──────── Material provided

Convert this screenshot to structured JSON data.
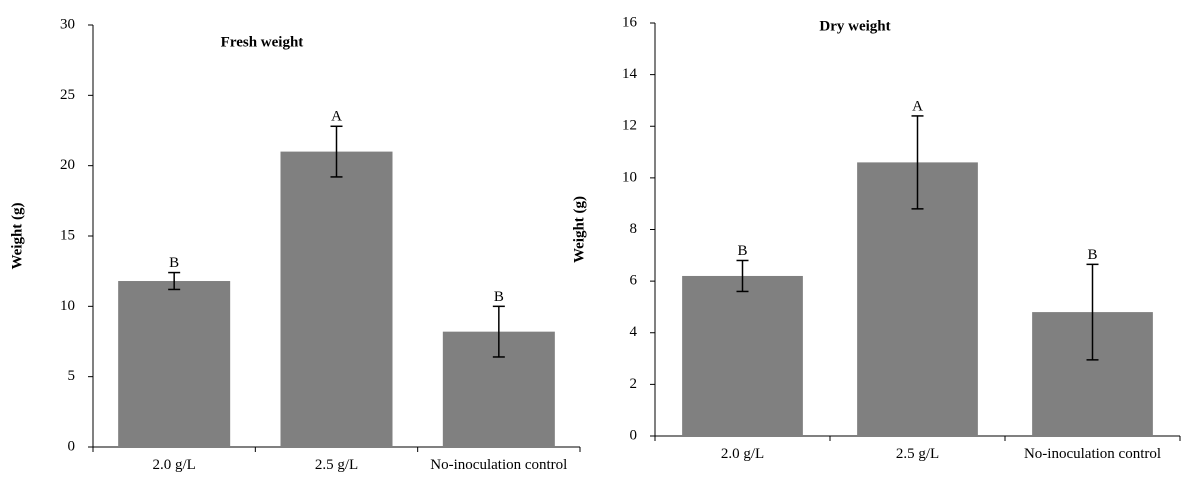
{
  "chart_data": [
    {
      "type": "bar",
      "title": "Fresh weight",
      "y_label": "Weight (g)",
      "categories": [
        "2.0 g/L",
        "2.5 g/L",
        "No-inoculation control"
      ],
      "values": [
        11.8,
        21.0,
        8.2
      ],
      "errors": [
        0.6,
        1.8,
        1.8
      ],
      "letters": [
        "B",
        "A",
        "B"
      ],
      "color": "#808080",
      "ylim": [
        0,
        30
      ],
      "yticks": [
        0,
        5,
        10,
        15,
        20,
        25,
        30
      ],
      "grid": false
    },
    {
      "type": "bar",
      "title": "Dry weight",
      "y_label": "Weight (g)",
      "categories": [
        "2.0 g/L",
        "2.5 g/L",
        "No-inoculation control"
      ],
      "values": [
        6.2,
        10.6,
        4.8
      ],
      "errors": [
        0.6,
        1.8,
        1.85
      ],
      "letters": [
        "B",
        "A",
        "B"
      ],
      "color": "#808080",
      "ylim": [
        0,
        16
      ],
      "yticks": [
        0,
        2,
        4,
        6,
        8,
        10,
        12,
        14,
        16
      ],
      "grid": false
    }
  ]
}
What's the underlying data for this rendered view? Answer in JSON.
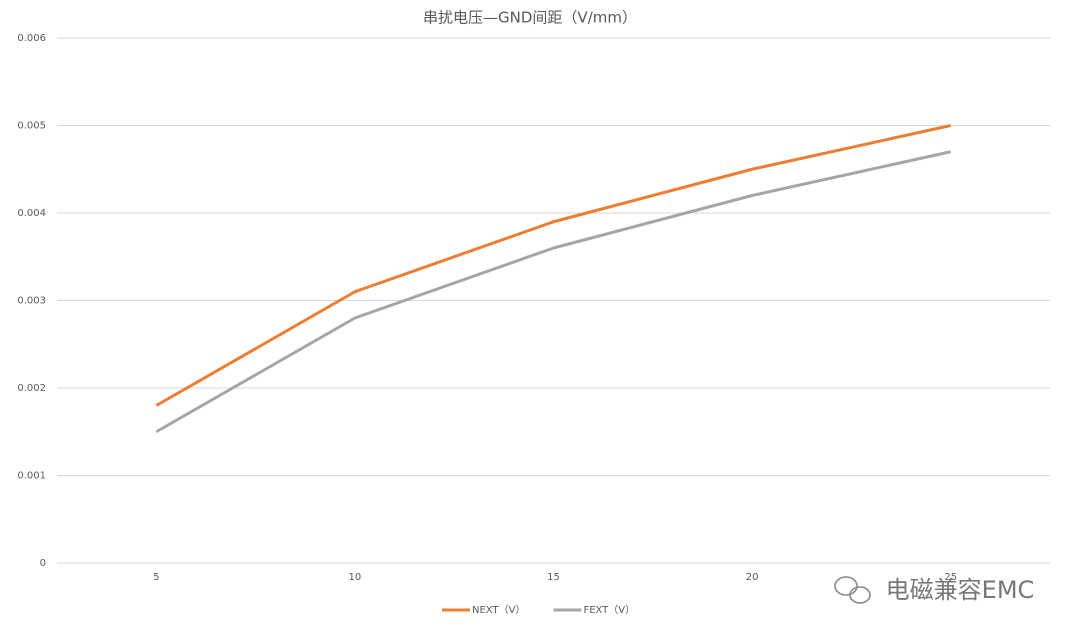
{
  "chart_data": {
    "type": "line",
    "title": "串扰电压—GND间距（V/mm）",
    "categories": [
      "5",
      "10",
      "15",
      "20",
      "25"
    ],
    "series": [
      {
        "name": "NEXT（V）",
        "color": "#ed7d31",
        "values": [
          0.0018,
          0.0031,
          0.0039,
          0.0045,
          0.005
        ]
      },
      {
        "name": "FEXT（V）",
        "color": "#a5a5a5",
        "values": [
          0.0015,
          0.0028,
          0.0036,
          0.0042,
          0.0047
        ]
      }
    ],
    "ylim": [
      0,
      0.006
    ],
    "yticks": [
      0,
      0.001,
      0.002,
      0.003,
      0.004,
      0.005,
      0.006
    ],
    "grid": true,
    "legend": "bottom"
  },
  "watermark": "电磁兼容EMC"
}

────────────────

__Given exercise__.
Exclude the pictures. Write out the remaining data exactly.

__Solution for this problem__.
Convert this screenshot to structured JSON data.
{
  "chart_data": [
    {
      "type": "bar",
      "title": "Fresh weight",
      "y_label": "Weight (g)",
      "categories": [
        "2.0 g/L",
        "2.5 g/L",
        "No-inoculation control"
      ],
      "values": [
        11.8,
        21.0,
        8.2
      ],
      "errors": [
        0.6,
        1.8,
        1.8
      ],
      "letters": [
        "B",
        "A",
        "B"
      ],
      "color": "#808080",
      "ylim": [
        0,
        30
      ],
      "yticks": [
        0,
        5,
        10,
        15,
        20,
        25,
        30
      ],
      "grid": false
    },
    {
      "type": "bar",
      "title": "Dry weight",
      "y_label": "Weight (g)",
      "categories": [
        "2.0 g/L",
        "2.5 g/L",
        "No-inoculation control"
      ],
      "values": [
        6.2,
        10.6,
        4.8
      ],
      "errors": [
        0.6,
        1.8,
        1.85
      ],
      "letters": [
        "B",
        "A",
        "B"
      ],
      "color": "#808080",
      "ylim": [
        0,
        16
      ],
      "yticks": [
        0,
        2,
        4,
        6,
        8,
        10,
        12,
        14,
        16
      ],
      "grid": false
    }
  ]
}
What's the underlying data for this rendered view? Answer in JSON.
{
  "chart_data": {
    "type": "line",
    "title": "串扰电压—GND间距（V/mm）",
    "categories": [
      "5",
      "10",
      "15",
      "20",
      "25"
    ],
    "series": [
      {
        "name": "NEXT（V）",
        "color": "#ed7d31",
        "values": [
          0.0018,
          0.0031,
          0.0039,
          0.0045,
          0.005
        ]
      },
      {
        "name": "FEXT（V）",
        "color": "#a5a5a5",
        "values": [
          0.0015,
          0.0028,
          0.0036,
          0.0042,
          0.0047
        ]
      }
    ],
    "ylim": [
      0,
      0.006
    ],
    "yticks": [
      0,
      0.001,
      0.002,
      0.003,
      0.004,
      0.005,
      0.006
    ],
    "grid": true,
    "legend": "bottom"
  },
  "watermark": "电磁兼容EMC"
}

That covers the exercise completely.